__Supplied material__
========================================

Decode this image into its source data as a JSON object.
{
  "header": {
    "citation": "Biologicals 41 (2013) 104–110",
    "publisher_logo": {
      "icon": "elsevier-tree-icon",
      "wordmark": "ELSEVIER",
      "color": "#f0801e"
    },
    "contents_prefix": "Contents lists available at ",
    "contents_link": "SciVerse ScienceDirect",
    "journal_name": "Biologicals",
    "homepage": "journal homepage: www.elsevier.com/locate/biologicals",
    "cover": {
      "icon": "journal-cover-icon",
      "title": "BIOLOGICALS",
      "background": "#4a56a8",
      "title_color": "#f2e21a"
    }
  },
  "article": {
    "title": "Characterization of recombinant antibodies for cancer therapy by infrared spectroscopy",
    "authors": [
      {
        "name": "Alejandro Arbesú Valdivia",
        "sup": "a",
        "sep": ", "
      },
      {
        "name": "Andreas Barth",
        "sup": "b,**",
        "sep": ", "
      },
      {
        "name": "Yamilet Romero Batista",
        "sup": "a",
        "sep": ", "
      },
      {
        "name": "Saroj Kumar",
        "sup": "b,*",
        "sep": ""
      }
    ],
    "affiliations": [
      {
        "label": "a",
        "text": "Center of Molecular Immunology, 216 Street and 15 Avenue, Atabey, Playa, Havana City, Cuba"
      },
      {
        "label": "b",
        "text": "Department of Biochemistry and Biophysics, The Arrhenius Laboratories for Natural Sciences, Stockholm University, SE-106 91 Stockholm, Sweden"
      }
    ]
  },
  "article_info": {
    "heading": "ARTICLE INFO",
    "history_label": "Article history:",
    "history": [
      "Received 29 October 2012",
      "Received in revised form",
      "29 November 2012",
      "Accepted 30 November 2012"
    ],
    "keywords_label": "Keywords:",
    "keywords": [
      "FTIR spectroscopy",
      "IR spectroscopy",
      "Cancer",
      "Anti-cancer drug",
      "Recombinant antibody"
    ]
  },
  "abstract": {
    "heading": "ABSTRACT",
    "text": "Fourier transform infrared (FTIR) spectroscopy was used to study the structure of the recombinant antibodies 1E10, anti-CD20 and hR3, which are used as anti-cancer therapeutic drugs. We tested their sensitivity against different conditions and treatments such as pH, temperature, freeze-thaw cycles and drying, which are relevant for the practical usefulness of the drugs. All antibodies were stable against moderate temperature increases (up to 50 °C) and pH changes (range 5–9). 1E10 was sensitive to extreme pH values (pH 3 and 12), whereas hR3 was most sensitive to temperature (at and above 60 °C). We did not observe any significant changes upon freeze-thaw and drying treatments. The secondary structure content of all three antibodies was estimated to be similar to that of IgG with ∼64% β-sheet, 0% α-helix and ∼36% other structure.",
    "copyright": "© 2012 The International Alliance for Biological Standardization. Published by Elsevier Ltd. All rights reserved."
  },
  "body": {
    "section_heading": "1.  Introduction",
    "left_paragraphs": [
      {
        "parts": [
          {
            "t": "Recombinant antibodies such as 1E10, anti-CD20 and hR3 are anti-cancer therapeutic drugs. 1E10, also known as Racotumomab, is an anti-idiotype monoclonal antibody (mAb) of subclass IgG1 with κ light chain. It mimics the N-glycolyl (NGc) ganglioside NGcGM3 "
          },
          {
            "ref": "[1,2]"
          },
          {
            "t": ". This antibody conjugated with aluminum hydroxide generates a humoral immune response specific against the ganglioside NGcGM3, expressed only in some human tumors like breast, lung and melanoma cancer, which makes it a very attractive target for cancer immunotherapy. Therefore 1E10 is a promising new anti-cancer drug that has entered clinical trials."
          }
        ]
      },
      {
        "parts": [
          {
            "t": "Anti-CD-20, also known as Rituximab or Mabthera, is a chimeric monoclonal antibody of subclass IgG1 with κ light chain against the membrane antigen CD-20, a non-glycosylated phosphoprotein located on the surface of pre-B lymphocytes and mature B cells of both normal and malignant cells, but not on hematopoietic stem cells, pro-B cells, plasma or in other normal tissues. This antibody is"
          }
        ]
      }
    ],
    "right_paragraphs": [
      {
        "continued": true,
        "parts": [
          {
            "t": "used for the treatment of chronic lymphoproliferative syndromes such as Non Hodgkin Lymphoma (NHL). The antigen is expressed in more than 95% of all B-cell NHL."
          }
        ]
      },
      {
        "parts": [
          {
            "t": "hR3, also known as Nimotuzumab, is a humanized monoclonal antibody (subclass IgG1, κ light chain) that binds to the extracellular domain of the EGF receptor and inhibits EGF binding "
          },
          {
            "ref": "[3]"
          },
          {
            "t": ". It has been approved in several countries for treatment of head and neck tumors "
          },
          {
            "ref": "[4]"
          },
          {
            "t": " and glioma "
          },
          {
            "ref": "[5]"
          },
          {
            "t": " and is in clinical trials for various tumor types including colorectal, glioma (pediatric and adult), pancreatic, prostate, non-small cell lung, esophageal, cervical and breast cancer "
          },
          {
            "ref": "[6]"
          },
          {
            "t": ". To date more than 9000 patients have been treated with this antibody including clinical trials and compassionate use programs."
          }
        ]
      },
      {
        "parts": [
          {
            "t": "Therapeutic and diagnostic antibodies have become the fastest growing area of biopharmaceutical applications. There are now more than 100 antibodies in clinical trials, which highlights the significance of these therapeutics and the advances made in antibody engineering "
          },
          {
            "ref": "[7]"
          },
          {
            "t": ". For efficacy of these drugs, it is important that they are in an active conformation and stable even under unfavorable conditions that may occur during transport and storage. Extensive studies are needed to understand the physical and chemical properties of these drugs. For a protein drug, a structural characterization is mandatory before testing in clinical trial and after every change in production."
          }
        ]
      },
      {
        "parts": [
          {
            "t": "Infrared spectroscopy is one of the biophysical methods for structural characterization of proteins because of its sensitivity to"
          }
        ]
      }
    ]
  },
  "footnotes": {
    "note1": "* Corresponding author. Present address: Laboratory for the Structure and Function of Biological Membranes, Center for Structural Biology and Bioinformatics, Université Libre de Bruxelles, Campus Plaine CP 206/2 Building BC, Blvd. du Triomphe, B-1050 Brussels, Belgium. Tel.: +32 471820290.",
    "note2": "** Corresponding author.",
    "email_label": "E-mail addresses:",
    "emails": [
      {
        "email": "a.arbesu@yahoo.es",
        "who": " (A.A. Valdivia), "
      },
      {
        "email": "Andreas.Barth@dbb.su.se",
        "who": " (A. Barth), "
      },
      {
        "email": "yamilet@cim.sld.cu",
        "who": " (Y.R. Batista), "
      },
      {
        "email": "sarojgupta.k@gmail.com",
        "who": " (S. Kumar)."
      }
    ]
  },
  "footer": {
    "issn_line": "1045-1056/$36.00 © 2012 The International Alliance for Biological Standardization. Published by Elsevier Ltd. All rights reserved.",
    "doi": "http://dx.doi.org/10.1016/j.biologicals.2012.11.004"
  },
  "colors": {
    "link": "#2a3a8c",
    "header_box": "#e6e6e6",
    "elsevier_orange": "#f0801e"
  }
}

========================================

__Problem statement__
Copy every line of the records above exactly.

__Answer to this problem__
Decode this image into its source data as a JSON object.
{
  "header": {
    "citation": "Biologicals 41 (2013) 104–110",
    "publisher_logo": {
      "icon": "elsevier-tree-icon",
      "wordmark": "ELSEVIER",
      "color": "#f0801e"
    },
    "contents_prefix": "Contents lists available at ",
    "contents_link": "SciVerse ScienceDirect",
    "journal_name": "Biologicals",
    "homepage": "journal homepage: www.elsevier.com/locate/biologicals",
    "cover": {
      "icon": "journal-cover-icon",
      "title": "BIOLOGICALS",
      "background": "#4a56a8",
      "title_color": "#f2e21a"
    }
  },
  "article": {
    "title": "Characterization of recombinant antibodies for cancer therapy by infrared spectroscopy",
    "authors": [
      {
        "name": "Alejandro Arbesú Valdivia",
        "sup": "a",
        "sep": ", "
      },
      {
        "name": "Andreas Barth",
        "sup": "b,**",
        "sep": ", "
      },
      {
        "name": "Yamilet Romero Batista",
        "sup": "a",
        "sep": ", "
      },
      {
        "name": "Saroj Kumar",
        "sup": "b,*",
        "sep": ""
      }
    ],
    "affiliations": [
      {
        "label": "a",
        "text": "Center of Molecular Immunology, 216 Street and 15 Avenue, Atabey, Playa, Havana City, Cuba"
      },
      {
        "label": "b",
        "text": "Department of Biochemistry and Biophysics, The Arrhenius Laboratories for Natural Sciences, Stockholm University, SE-106 91 Stockholm, Sweden"
      }
    ]
  },
  "article_info": {
    "heading": "ARTICLE INFO",
    "history_label": "Article history:",
    "history": [
      "Received 29 October 2012",
      "Received in revised form",
      "29 November 2012",
      "Accepted 30 November 2012"
    ],
    "keywords_label": "Keywords:",
    "keywords": [
      "FTIR spectroscopy",
      "IR spectroscopy",
      "Cancer",
      "Anti-cancer drug",
      "Recombinant antibody"
    ]
  },
  "abstract": {
    "heading": "ABSTRACT",
    "text": "Fourier transform infrared (FTIR) spectroscopy was used to study the structure of the recombinant antibodies 1E10, anti-CD20 and hR3, which are used as anti-cancer therapeutic drugs. We tested their sensitivity against different conditions and treatments such as pH, temperature, freeze-thaw cycles and drying, which are relevant for the practical usefulness of the drugs. All antibodies were stable against moderate temperature increases (up to 50 °C) and pH changes (range 5–9). 1E10 was sensitive to extreme pH values (pH 3 and 12), whereas hR3 was most sensitive to temperature (at and above 60 °C). We did not observe any significant changes upon freeze-thaw and drying treatments. The secondary structure content of all three antibodies was estimated to be similar to that of IgG with ∼64% β-sheet, 0% α-helix and ∼36% other structure.",
    "copyright": "© 2012 The International Alliance for Biological Standardization. Published by Elsevier Ltd. All rights reserved."
  },
  "body": {
    "section_heading": "1.  Introduction",
    "left_paragraphs": [
      {
        "parts": [
          {
            "t": "Recombinant antibodies such as 1E10, anti-CD20 and hR3 are anti-cancer therapeutic drugs. 1E10, also known as Racotumomab, is an anti-idiotype monoclonal antibody (mAb) of subclass IgG1 with κ light chain. It mimics the N-glycolyl (NGc) ganglioside NGcGM3 "
          },
          {
            "ref": "[1,2]"
          },
          {
            "t": ". This antibody conjugated with aluminum hydroxide generates a humoral immune response specific against the ganglioside NGcGM3, expressed only in some human tumors like breast, lung and melanoma cancer, which makes it a very attractive target for cancer immunotherapy. Therefore 1E10 is a promising new anti-cancer drug that has entered clinical trials."
          }
        ]
      },
      {
        "parts": [
          {
            "t": "Anti-CD-20, also known as Rituximab or Mabthera, is a chimeric monoclonal antibody of subclass IgG1 with κ light chain against the membrane antigen CD-20, a non-glycosylated phosphoprotein located on the surface of pre-B lymphocytes and mature B cells of both normal and malignant cells, but not on hematopoietic stem cells, pro-B cells, plasma or in other normal tissues. This antibody is"
          }
        ]
      }
    ],
    "right_paragraphs": [
      {
        "continued": true,
        "parts": [
          {
            "t": "used for the treatment of chronic lymphoproliferative syndromes such as Non Hodgkin Lymphoma (NHL). The antigen is expressed in more than 95% of all B-cell NHL."
          }
        ]
      },
      {
        "parts": [
          {
            "t": "hR3, also known as Nimotuzumab, is a humanized monoclonal antibody (subclass IgG1, κ light chain) that binds to the extracellular domain of the EGF receptor and inhibits EGF binding "
          },
          {
            "ref": "[3]"
          },
          {
            "t": ". It has been approved in several countries for treatment of head and neck tumors "
          },
          {
            "ref": "[4]"
          },
          {
            "t": " and glioma "
          },
          {
            "ref": "[5]"
          },
          {
            "t": " and is in clinical trials for various tumor types including colorectal, glioma (pediatric and adult), pancreatic, prostate, non-small cell lung, esophageal, cervical and breast cancer "
          },
          {
            "ref": "[6]"
          },
          {
            "t": ". To date more than 9000 patients have been treated with this antibody including clinical trials and compassionate use programs."
          }
        ]
      },
      {
        "parts": [
          {
            "t": "Therapeutic and diagnostic antibodies have become the fastest growing area of biopharmaceutical applications. There are now more than 100 antibodies in clinical trials, which highlights the significance of these therapeutics and the advances made in antibody engineering "
          },
          {
            "ref": "[7]"
          },
          {
            "t": ". For efficacy of these drugs, it is important that they are in an active conformation and stable even under unfavorable conditions that may occur during transport and storage. Extensive studies are needed to understand the physical and chemical properties of these drugs. For a protein drug, a structural characterization is mandatory before testing in clinical trial and after every change in production."
          }
        ]
      },
      {
        "parts": [
          {
            "t": "Infrared spectroscopy is one of the biophysical methods for structural characterization of proteins because of its sensitivity to"
          }
        ]
      }
    ]
  },
  "footnotes": {
    "note1": "* Corresponding author. Present address: Laboratory for the Structure and Function of Biological Membranes, Center for Structural Biology and Bioinformatics, Université Libre de Bruxelles, Campus Plaine CP 206/2 Building BC, Blvd. du Triomphe, B-1050 Brussels, Belgium. Tel.: +32 471820290.",
    "note2": "** Corresponding author.",
    "email_label": "E-mail addresses:",
    "emails": [
      {
        "email": "a.arbesu@yahoo.es",
        "who": " (A.A. Valdivia), "
      },
      {
        "email": "Andreas.Barth@dbb.su.se",
        "who": " (A. Barth), "
      },
      {
        "email": "yamilet@cim.sld.cu",
        "who": " (Y.R. Batista), "
      },
      {
        "email": "sarojgupta.k@gmail.com",
        "who": " (S. Kumar)."
      }
    ]
  },
  "footer": {
    "issn_line": "1045-1056/$36.00 © 2012 The International Alliance for Biological Standardization. Published by Elsevier Ltd. All rights reserved.",
    "doi": "http://dx.doi.org/10.1016/j.biologicals.2012.11.004"
  },
  "colors": {
    "link": "#2a3a8c",
    "header_box": "#e6e6e6",
    "elsevier_orange": "#f0801e"
  }
}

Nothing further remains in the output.